YOUR OBJECTIVE => Copy the material below line for line without changing anything, but omit the pictures.

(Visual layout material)
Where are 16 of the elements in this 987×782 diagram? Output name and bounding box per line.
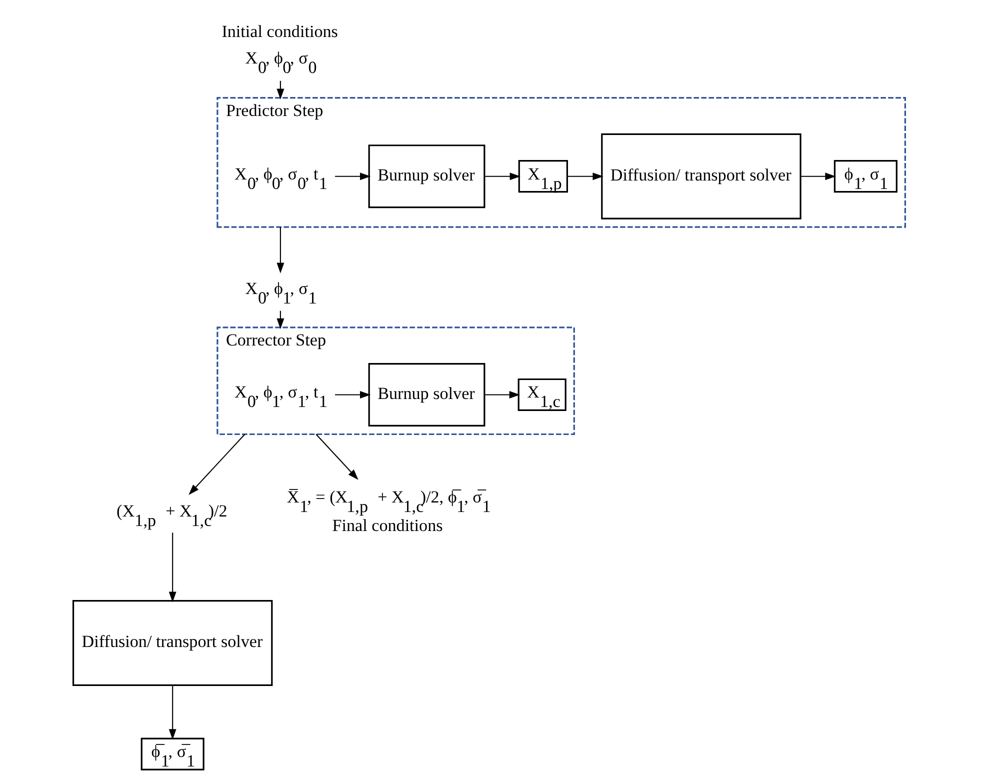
arrow: [168, 532, 176, 602]
arrow: [484, 391, 520, 398]
arrow: [316, 434, 358, 480]
node-box: Diffusion/ transport solver: [72, 600, 273, 686]
arrow: [567, 172, 604, 180]
node-box: Diffusion/ transport solver: [601, 133, 802, 220]
arrow: [168, 685, 176, 740]
arrow: [335, 172, 371, 180]
node-box: Burnup solver: [368, 144, 486, 208]
node-box: Burnup solver: [368, 362, 486, 426]
arrow: [484, 172, 520, 180]
arrow: [335, 391, 371, 398]
arrow: [188, 434, 246, 495]
arrow: [800, 172, 836, 180]
arrow: [276, 80, 284, 100]
arrow: [276, 227, 284, 274]
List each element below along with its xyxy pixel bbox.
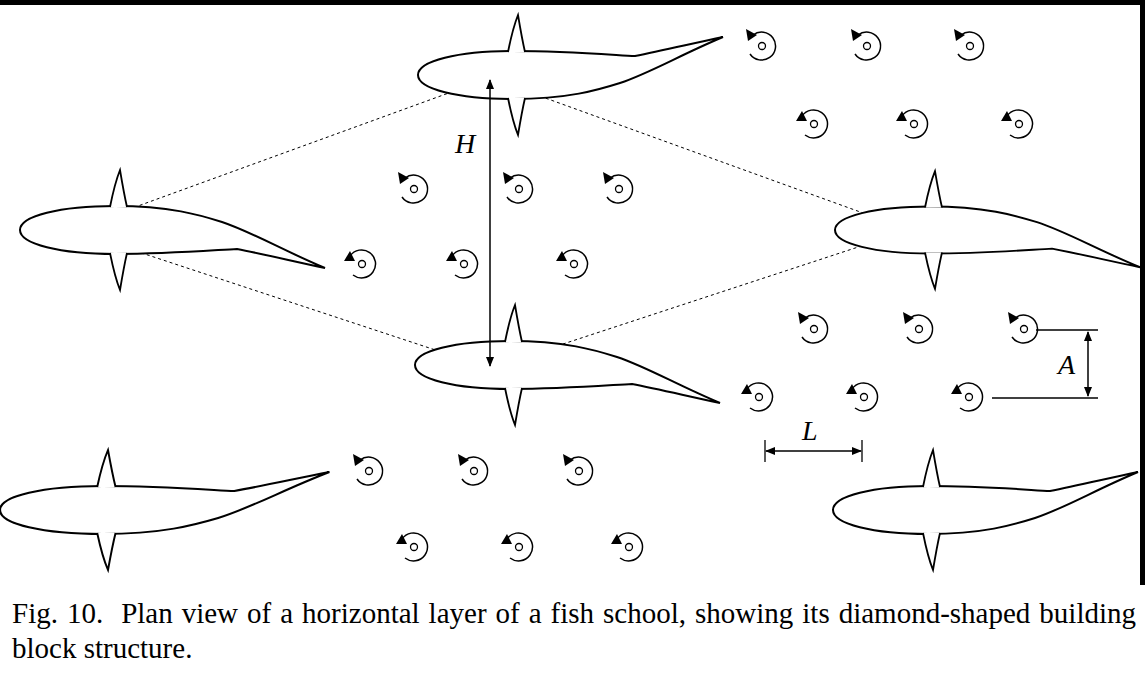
dimension-label: L <box>802 415 818 447</box>
figure-caption: Fig. 10. Plan view of a horizontal layer… <box>12 596 1136 666</box>
dimension-label: H <box>455 128 475 160</box>
dimension-label: A <box>1058 349 1075 381</box>
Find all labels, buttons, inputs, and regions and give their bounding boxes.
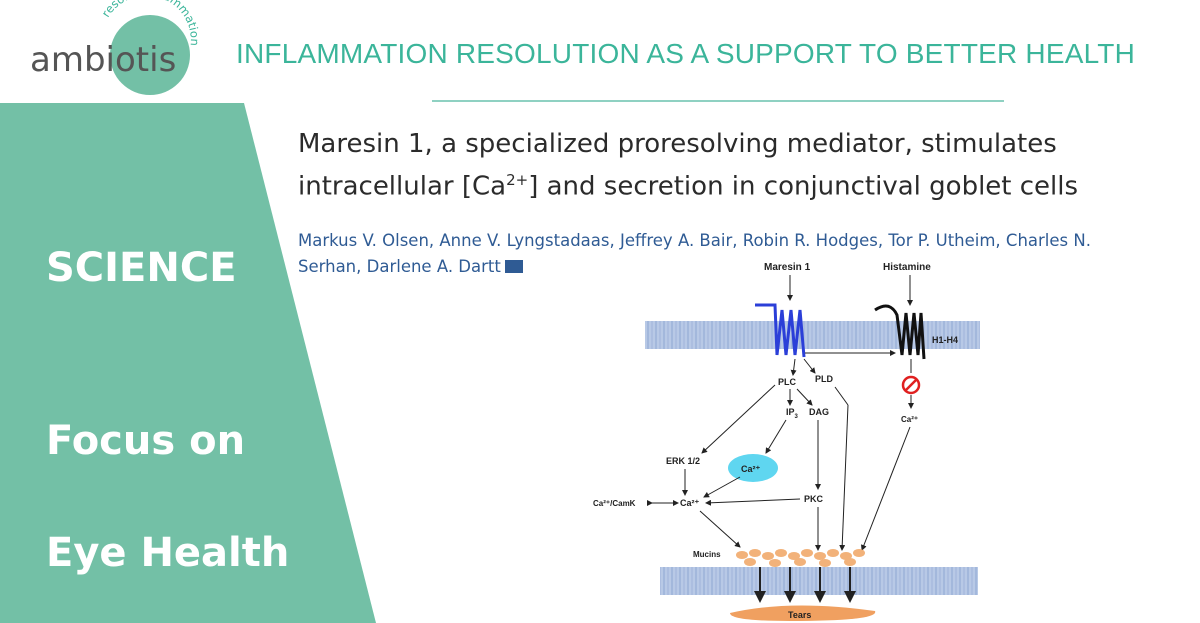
focus-topic-label: Eye Health: [46, 530, 290, 576]
label-camk: Ca²⁺/CamK: [593, 499, 636, 508]
label-ca-right: Ca²⁺: [901, 415, 918, 424]
label-pkc: PKC: [804, 494, 824, 504]
label-ca-store: Ca²⁺: [741, 464, 761, 474]
pathway-figure: Maresin 1 Histamine H1-H4 PLC PLD IP3 DA…: [593, 262, 980, 621]
paper-authors: Markus V. Olsen, Anne V. Lyngstadaas, Je…: [298, 228, 1188, 280]
ambiotis-logo: resolve inflammation ambiotis: [30, 0, 200, 95]
label-pld: PLD: [815, 374, 834, 384]
maresin-receptor: [755, 303, 806, 358]
label-dag: DAG: [809, 407, 829, 417]
focus-label: Focus on: [46, 418, 246, 464]
authors-line1: Markus V. Olsen, Anne V. Lyngstadaas, Je…: [298, 231, 1091, 250]
label-tears: Tears: [788, 610, 811, 620]
mucin-granules: [736, 549, 865, 567]
label-receptor: H1-H4: [932, 335, 958, 345]
paper-title: Maresin 1, a specialized proresolving me…: [298, 126, 1178, 205]
inhibition-icon: [901, 375, 921, 395]
tears-layer: [730, 605, 876, 621]
histamine-receptor: [874, 304, 926, 360]
label-ip3: IP3: [786, 407, 799, 420]
paper-title-line1: Maresin 1, a specialized proresolving me…: [298, 129, 1057, 159]
label-erk: ERK 1/2: [666, 456, 700, 466]
mail-icon[interactable]: [504, 260, 523, 273]
logo-wordmark: ambiotis: [30, 40, 176, 80]
label-mucins: Mucins: [693, 550, 721, 559]
section-label: SCIENCE: [46, 245, 237, 291]
divider: [432, 100, 1004, 102]
label-plc: PLC: [778, 377, 797, 387]
label-histamine: Histamine: [883, 262, 931, 273]
label-ca-center: Ca²⁺: [680, 498, 700, 508]
left-panel: [0, 103, 376, 623]
tagline: INFLAMMATION RESOLUTION AS A SUPPORT TO …: [236, 38, 1136, 69]
authors-line2: Serhan, Darlene A. Dartt: [298, 254, 1188, 280]
paper-title-line2: intracellular [Ca2+] and secretion in co…: [298, 171, 1079, 202]
ca-store: [728, 454, 778, 482]
top-membrane: [645, 321, 980, 349]
label-maresin: Maresin 1: [764, 262, 811, 273]
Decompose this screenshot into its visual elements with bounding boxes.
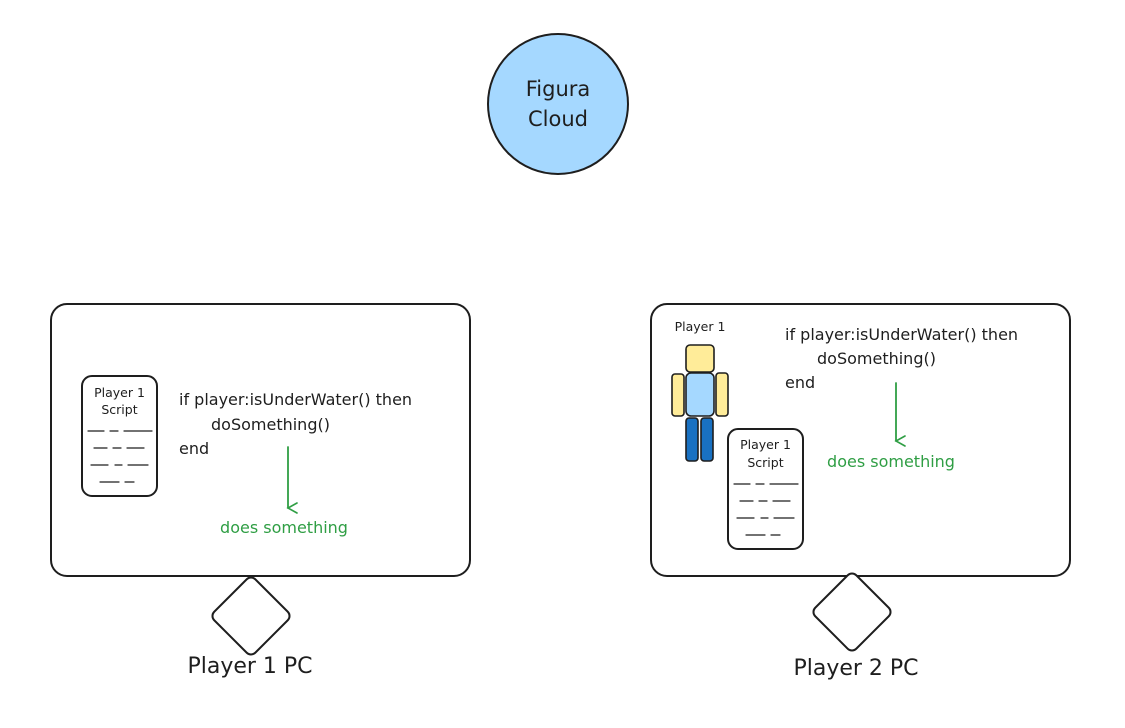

FINAL RESULT =>
Where are 16 of the elements in this 987×782 diagram? Output name and bounding box per line.
arrow: [168, 532, 176, 602]
arrow: [484, 391, 520, 398]
arrow: [316, 434, 358, 480]
node-box: Diffusion/ transport solver: [72, 600, 273, 686]
arrow: [567, 172, 604, 180]
node-box: Diffusion/ transport solver: [601, 133, 802, 220]
arrow: [168, 685, 176, 740]
arrow: [335, 172, 371, 180]
node-box: Burnup solver: [368, 144, 486, 208]
node-box: Burnup solver: [368, 362, 486, 426]
arrow: [484, 172, 520, 180]
arrow: [335, 391, 371, 398]
arrow: [188, 434, 246, 495]
arrow: [800, 172, 836, 180]
arrow: [276, 80, 284, 100]
arrow: [276, 227, 284, 274]
List each element below along with its xyxy pixel bbox.
dimension-label: L <box>802 415 818 447</box>
figure-caption: Fig. 10. Plan view of a horizontal layer… <box>12 596 1136 666</box>
dimension-label: H <box>455 128 475 160</box>
dimension-label: A <box>1058 349 1075 381</box>
Find all labels, buttons, inputs, and regions and give their bounding boxes.
focus-topic-label: Eye Health: [46, 530, 290, 576]
label-camk: Ca²⁺/CamK: [593, 499, 636, 508]
label-ca-right: Ca²⁺: [901, 415, 918, 424]
label-pkc: PKC: [804, 494, 824, 504]
label-ca-store: Ca²⁺: [741, 464, 761, 474]
pathway-figure: Maresin 1 Histamine H1-H4 PLC PLD IP3 DA…: [593, 262, 980, 621]
paper-authors: Markus V. Olsen, Anne V. Lyngstadaas, Je…: [298, 228, 1188, 280]
ambiotis-logo: resolve inflammation ambiotis: [30, 0, 200, 95]
label-pld: PLD: [815, 374, 834, 384]
maresin-receptor: [755, 303, 806, 358]
label-dag: DAG: [809, 407, 829, 417]
focus-label: Focus on: [46, 418, 246, 464]
authors-line1: Markus V. Olsen, Anne V. Lyngstadaas, Je…: [298, 231, 1091, 250]
label-tears: Tears: [788, 610, 811, 620]
mucin-granules: [736, 549, 865, 567]
label-receptor: H1-H4: [932, 335, 958, 345]
paper-title: Maresin 1, a specialized proresolving me…: [298, 126, 1178, 205]
inhibition-icon: [901, 375, 921, 395]
tears-layer: [730, 605, 876, 621]
histamine-receptor: [874, 304, 926, 360]
label-ip3: IP3: [786, 407, 799, 420]
paper-title-line1: Maresin 1, a specialized proresolving me…: [298, 129, 1057, 159]
label-erk: ERK 1/2: [666, 456, 700, 466]
mail-icon[interactable]: [504, 260, 523, 273]
logo-wordmark: ambiotis: [30, 40, 176, 80]
label-mucins: Mucins: [693, 550, 721, 559]
section-label: SCIENCE: [46, 245, 237, 291]
divider: [432, 100, 1004, 102]
label-plc: PLC: [778, 377, 797, 387]
label-histamine: Histamine: [883, 262, 931, 273]
label-ca-center: Ca²⁺: [680, 498, 700, 508]
left-panel: [0, 103, 376, 623]
tagline: INFLAMMATION RESOLUTION AS A SUPPORT TO …: [236, 38, 1136, 69]
authors-line2: Serhan, Darlene A. Dartt: [298, 254, 1188, 280]
paper-title-line2: intracellular [Ca2+] and secretion in co…: [298, 171, 1079, 202]
ca-store: [728, 454, 778, 482]
top-membrane: [645, 321, 980, 349]
label-maresin: Maresin 1: [764, 262, 811, 273]
Decompose this screenshot into its visual elements with bounding boxes.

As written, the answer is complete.